(Dataset items)

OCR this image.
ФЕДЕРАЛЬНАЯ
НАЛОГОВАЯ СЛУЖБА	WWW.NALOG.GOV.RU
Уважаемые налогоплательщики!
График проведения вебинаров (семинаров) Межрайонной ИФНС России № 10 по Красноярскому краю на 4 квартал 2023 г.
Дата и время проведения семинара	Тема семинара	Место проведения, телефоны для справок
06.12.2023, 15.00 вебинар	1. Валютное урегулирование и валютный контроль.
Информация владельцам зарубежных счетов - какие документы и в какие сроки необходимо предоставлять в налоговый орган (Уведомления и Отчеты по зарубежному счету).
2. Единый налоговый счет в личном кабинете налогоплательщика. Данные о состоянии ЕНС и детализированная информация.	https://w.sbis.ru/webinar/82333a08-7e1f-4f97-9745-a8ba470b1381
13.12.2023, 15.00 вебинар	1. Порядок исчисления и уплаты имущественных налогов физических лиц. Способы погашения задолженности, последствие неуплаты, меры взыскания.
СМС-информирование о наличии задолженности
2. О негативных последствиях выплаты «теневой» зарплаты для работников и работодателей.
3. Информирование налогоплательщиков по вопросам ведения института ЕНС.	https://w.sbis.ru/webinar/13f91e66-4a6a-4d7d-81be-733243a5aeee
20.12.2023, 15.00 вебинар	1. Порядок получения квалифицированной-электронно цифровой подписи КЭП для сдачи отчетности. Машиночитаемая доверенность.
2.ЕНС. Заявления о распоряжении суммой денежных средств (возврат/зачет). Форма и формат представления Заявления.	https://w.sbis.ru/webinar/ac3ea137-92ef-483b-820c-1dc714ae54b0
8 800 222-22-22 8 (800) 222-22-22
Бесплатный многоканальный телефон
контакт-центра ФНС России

◆ Goal: Tell how many lines hold the string "задолженности", giving the number and nothing else.

◆ The completed task: 2